━━━━━ Material shown ━━━━━
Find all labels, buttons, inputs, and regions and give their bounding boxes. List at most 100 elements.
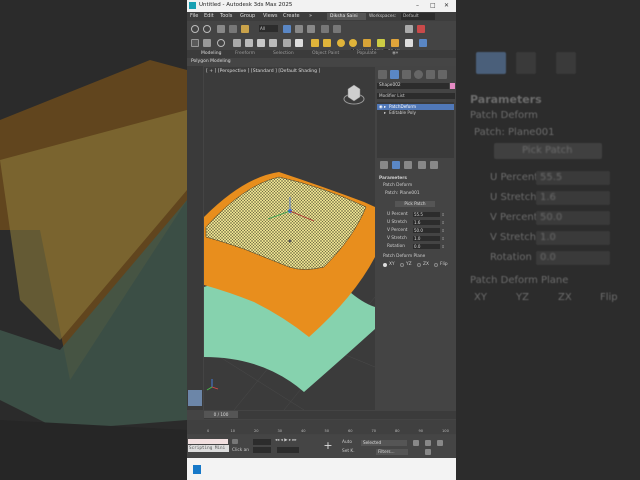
object-color-swatch[interactable]	[450, 83, 455, 89]
param-value-field[interactable]: 1.6	[413, 220, 440, 225]
tab-populate[interactable]: Populate	[357, 51, 377, 56]
material-icon[interactable]	[245, 39, 253, 47]
display-tab-icon[interactable]	[426, 70, 435, 79]
hierarchy-tab-icon[interactable]	[402, 70, 411, 79]
render-icon[interactable]	[417, 25, 425, 33]
status-icon[interactable]	[232, 439, 238, 444]
tab-object-paint[interactable]: Object Paint	[312, 51, 339, 56]
param-value-field[interactable]: 0.0	[413, 244, 440, 249]
scene-explorer-icon[interactable]	[419, 39, 427, 47]
timeline-ruler[interactable]: 0 10 20 30 40 50 60 70 80 90 100	[187, 420, 456, 434]
select-by-name-icon[interactable]	[295, 25, 303, 33]
selection-set-dropdown[interactable]: Selected	[361, 440, 407, 446]
time-slider-thumb[interactable]: 0 / 100	[204, 411, 238, 418]
menu-tools[interactable]: Tools	[220, 13, 232, 19]
menu-file[interactable]: File	[190, 13, 198, 19]
viewport-layout-icon[interactable]	[188, 390, 202, 406]
pin-stack-icon[interactable]	[380, 161, 388, 169]
modifier-list-dropdown[interactable]: Modifier List	[377, 93, 455, 99]
y-coord-field[interactable]	[253, 447, 271, 453]
auto-key-button[interactable]: Auto	[342, 440, 352, 445]
stack-item-editable-poly[interactable]: ▸ Editable Poly	[377, 110, 454, 116]
move-icon[interactable]	[321, 25, 329, 33]
ribbon-toggle-icon[interactable]: ◉▾	[392, 51, 398, 56]
orbit-icon[interactable]	[437, 440, 443, 446]
undo-icon[interactable]	[191, 25, 199, 33]
spinner-icon[interactable]: ⇕	[441, 244, 445, 249]
link-icon[interactable]	[217, 25, 225, 33]
bind-spacewarp-icon[interactable]	[241, 25, 249, 33]
light-lister-icon[interactable]	[377, 39, 385, 47]
unlink-icon[interactable]	[229, 25, 237, 33]
teapot-icon[interactable]	[233, 39, 241, 47]
x-coord-field[interactable]	[253, 439, 271, 445]
time-slider[interactable]: 0 / 100	[204, 411, 456, 419]
add-key-icon[interactable]: +	[321, 439, 335, 453]
tab-selection[interactable]: Selection	[273, 51, 294, 56]
maxscript-listener[interactable]	[188, 439, 228, 444]
star-icon[interactable]	[391, 39, 399, 47]
maxscript-mini-listener[interactable]: Scripting Mini	[188, 445, 229, 452]
plane-radio-xy[interactable]	[383, 263, 387, 267]
pan-icon[interactable]	[425, 440, 431, 446]
key-mode-icon[interactable]: ◂◂ ◂ ▶ ▸ ▸▸	[275, 438, 297, 443]
parameters-title[interactable]: Parameters	[379, 176, 407, 181]
polygon-modeling-panel[interactable]: Polygon Modeling	[187, 58, 456, 66]
configure-sets-icon[interactable]	[430, 161, 438, 169]
zoom-icon[interactable]	[413, 440, 419, 446]
pick-patch-button[interactable]: Pick Patch	[395, 201, 435, 207]
sunlight-icon[interactable]	[337, 39, 345, 47]
tab-freeform[interactable]: Freeform	[235, 51, 255, 56]
camera-icon[interactable]	[295, 39, 303, 47]
user-account[interactable]: Diksha Saini	[327, 13, 366, 20]
close-icon[interactable]: ✕	[444, 2, 449, 9]
rotate-icon[interactable]	[333, 25, 341, 33]
menu-edit[interactable]: Edit	[204, 13, 214, 19]
key-filters-button[interactable]: Filters...	[376, 449, 408, 455]
motion-tab-icon[interactable]	[414, 70, 423, 79]
menu-create[interactable]: Create	[283, 13, 300, 19]
set-key-button[interactable]: Set K.	[342, 449, 355, 454]
arnold-icon[interactable]	[363, 39, 371, 47]
box-icon[interactable]	[405, 39, 413, 47]
expand-arrow-icon[interactable]: ▸	[384, 110, 386, 116]
plane-radio-flip[interactable]	[434, 263, 438, 267]
light-icon[interactable]	[283, 39, 291, 47]
plane-radio-zx[interactable]	[417, 263, 421, 267]
modify-tab-icon[interactable]	[390, 70, 399, 79]
render-setup-icon[interactable]	[269, 39, 277, 47]
plane-radio-yz[interactable]	[400, 263, 404, 267]
make-unique-icon[interactable]	[404, 161, 412, 169]
create-tab-icon[interactable]	[378, 70, 387, 79]
menu-group[interactable]: Group	[240, 13, 255, 19]
minimize-icon[interactable]: –	[416, 2, 419, 9]
spinner-icon[interactable]: ⇕	[441, 212, 445, 217]
help-icon[interactable]	[217, 39, 225, 47]
angle-snap-icon[interactable]	[203, 39, 211, 47]
folder-icon[interactable]	[405, 25, 413, 33]
param-value-field[interactable]: 55.5	[413, 212, 440, 217]
show-end-result-icon[interactable]	[392, 161, 400, 169]
selection-filter[interactable]: All	[259, 25, 278, 32]
maximize-icon[interactable]: □	[430, 2, 436, 9]
sun-icon[interactable]	[311, 39, 319, 47]
perspective-viewport[interactable]: [ + ] [Perspective ] [Standard ] [Defaul…	[204, 67, 375, 410]
sky-icon[interactable]	[323, 39, 331, 47]
taskbar-app-icon[interactable]	[193, 465, 201, 474]
object-name-field[interactable]: Shape002	[377, 83, 449, 89]
select-object-icon[interactable]	[283, 25, 291, 33]
spinner-icon[interactable]: ⇕	[441, 236, 445, 241]
utilities-tab-icon[interactable]	[438, 70, 447, 79]
daylight-icon[interactable]	[349, 39, 357, 47]
workspace-select[interactable]: Default	[401, 13, 435, 20]
spinner-icon[interactable]: ⇕	[441, 220, 445, 225]
menu-more-icon[interactable]: »	[309, 13, 312, 19]
environment-icon[interactable]	[257, 39, 265, 47]
rect-select-icon[interactable]	[307, 25, 315, 33]
spinner-icon[interactable]: ⇕	[441, 228, 445, 233]
param-value-field[interactable]: 50.0	[413, 228, 440, 233]
param-value-field[interactable]: 1.0	[413, 236, 440, 241]
redo-icon[interactable]	[203, 25, 211, 33]
remove-modifier-icon[interactable]	[418, 161, 426, 169]
maximize-viewport-icon[interactable]	[425, 449, 431, 455]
━━━━━
# Task directions:
Reproduce all of the records with every occurrence of "spinner-icon" renamed to "stepper-icon", leaving everything else unchanged and omitting the pictures.

# Completed task:
Find all labels, buttons, inputs, and regions and give their bounding boxes. List at most 100 elements.
object-color-swatch[interactable]	[450, 83, 455, 89]
param-value-field[interactable]: 1.6	[413, 220, 440, 225]
tab-populate[interactable]: Populate	[357, 51, 377, 56]
material-icon[interactable]	[245, 39, 253, 47]
display-tab-icon[interactable]	[426, 70, 435, 79]
hierarchy-tab-icon[interactable]	[402, 70, 411, 79]
render-icon[interactable]	[417, 25, 425, 33]
status-icon[interactable]	[232, 439, 238, 444]
tab-object-paint[interactable]: Object Paint	[312, 51, 339, 56]
param-value-field[interactable]: 0.0	[413, 244, 440, 249]
scene-explorer-icon[interactable]	[419, 39, 427, 47]
timeline-ruler[interactable]: 0 10 20 30 40 50 60 70 80 90 100	[187, 420, 456, 434]
select-by-name-icon[interactable]	[295, 25, 303, 33]
selection-set-dropdown[interactable]: Selected	[361, 440, 407, 446]
time-slider-thumb[interactable]: 0 / 100	[204, 411, 238, 418]
menu-tools[interactable]: Tools	[220, 13, 232, 19]
menu-file[interactable]: File	[190, 13, 198, 19]
viewport-layout-icon[interactable]	[188, 390, 202, 406]
pin-stack-icon[interactable]	[380, 161, 388, 169]
modifier-list-dropdown[interactable]: Modifier List	[377, 93, 455, 99]
y-coord-field[interactable]	[253, 447, 271, 453]
auto-key-button[interactable]: Auto	[342, 440, 352, 445]
stack-item-editable-poly[interactable]: ▸ Editable Poly	[377, 110, 454, 116]
move-icon[interactable]	[321, 25, 329, 33]
ribbon-toggle-icon[interactable]: ◉▾	[392, 51, 398, 56]
orbit-icon[interactable]	[437, 440, 443, 446]
undo-icon[interactable]	[191, 25, 199, 33]
stepper-icon[interactable]: ⇕	[441, 244, 445, 249]
link-icon[interactable]	[217, 25, 225, 33]
bind-spacewarp-icon[interactable]	[241, 25, 249, 33]
light-lister-icon[interactable]	[377, 39, 385, 47]
unlink-icon[interactable]	[229, 25, 237, 33]
teapot-icon[interactable]	[233, 39, 241, 47]
x-coord-field[interactable]	[253, 439, 271, 445]
time-slider[interactable]: 0 / 100	[204, 411, 456, 419]
add-key-icon[interactable]: +	[321, 439, 335, 453]
tab-selection[interactable]: Selection	[273, 51, 294, 56]
maxscript-listener[interactable]	[188, 439, 228, 444]
star-icon[interactable]	[391, 39, 399, 47]
maxscript-mini-listener[interactable]: Scripting Mini	[188, 445, 229, 452]
plane-radio-xy[interactable]	[383, 263, 387, 267]
pan-icon[interactable]	[425, 440, 431, 446]
key-mode-icon[interactable]: ◂◂ ◂ ▶ ▸ ▸▸	[275, 438, 297, 443]
parameters-title[interactable]: Parameters	[379, 176, 407, 181]
polygon-modeling-panel[interactable]: Polygon Modeling	[187, 58, 456, 66]
configure-sets-icon[interactable]	[430, 161, 438, 169]
zoom-icon[interactable]	[413, 440, 419, 446]
pick-patch-button[interactable]: Pick Patch	[395, 201, 435, 207]
sunlight-icon[interactable]	[337, 39, 345, 47]
tab-freeform[interactable]: Freeform	[235, 51, 255, 56]
camera-icon[interactable]	[295, 39, 303, 47]
user-account[interactable]: Diksha Saini	[327, 13, 366, 20]
close-icon[interactable]: ✕	[444, 2, 449, 9]
rotate-icon[interactable]	[333, 25, 341, 33]
menu-edit[interactable]: Edit	[204, 13, 214, 19]
key-filters-button[interactable]: Filters...	[376, 449, 408, 455]
motion-tab-icon[interactable]	[414, 70, 423, 79]
menu-create[interactable]: Create	[283, 13, 300, 19]
set-key-button[interactable]: Set K.	[342, 449, 355, 454]
arnold-icon[interactable]	[363, 39, 371, 47]
box-icon[interactable]	[405, 39, 413, 47]
expand-arrow-icon[interactable]: ▸	[384, 110, 386, 116]
plane-radio-flip[interactable]	[434, 263, 438, 267]
light-icon[interactable]	[283, 39, 291, 47]
plane-radio-zx[interactable]	[417, 263, 421, 267]
modify-tab-icon[interactable]	[390, 70, 399, 79]
render-setup-icon[interactable]	[269, 39, 277, 47]
plane-radio-yz[interactable]	[400, 263, 404, 267]
make-unique-icon[interactable]	[404, 161, 412, 169]
create-tab-icon[interactable]	[378, 70, 387, 79]
menu-group[interactable]: Group	[240, 13, 255, 19]
minimize-icon[interactable]: –	[416, 2, 419, 9]
stepper-icon[interactable]: ⇕	[441, 212, 445, 217]
help-icon[interactable]	[217, 39, 225, 47]
angle-snap-icon[interactable]	[203, 39, 211, 47]
folder-icon[interactable]	[405, 25, 413, 33]
param-value-field[interactable]: 55.5	[413, 212, 440, 217]
show-end-result-icon[interactable]	[392, 161, 400, 169]
selection-filter[interactable]: All	[259, 25, 278, 32]
maximize-icon[interactable]: □	[430, 2, 436, 9]
sun-icon[interactable]	[311, 39, 319, 47]
perspective-viewport[interactable]: [ + ] [Perspective ] [Standard ] [Defaul…	[204, 67, 375, 410]
sky-icon[interactable]	[323, 39, 331, 47]
taskbar-app-icon[interactable]	[193, 465, 201, 474]
object-name-field[interactable]: Shape002	[377, 83, 449, 89]
select-object-icon[interactable]	[283, 25, 291, 33]
stepper-icon[interactable]: ⇕	[441, 236, 445, 241]
utilities-tab-icon[interactable]	[438, 70, 447, 79]
daylight-icon[interactable]	[349, 39, 357, 47]
workspace-select[interactable]: Default	[401, 13, 435, 20]
stepper-icon[interactable]: ⇕	[441, 220, 445, 225]
menu-more-icon[interactable]: »	[309, 13, 312, 19]
environment-icon[interactable]	[257, 39, 265, 47]
rect-select-icon[interactable]	[307, 25, 315, 33]
stepper-icon[interactable]: ⇕	[441, 228, 445, 233]
param-value-field[interactable]: 50.0	[413, 228, 440, 233]
param-value-field[interactable]: 1.0	[413, 236, 440, 241]
redo-icon[interactable]	[203, 25, 211, 33]
remove-modifier-icon[interactable]	[418, 161, 426, 169]
maximize-viewport-icon[interactable]	[425, 449, 431, 455]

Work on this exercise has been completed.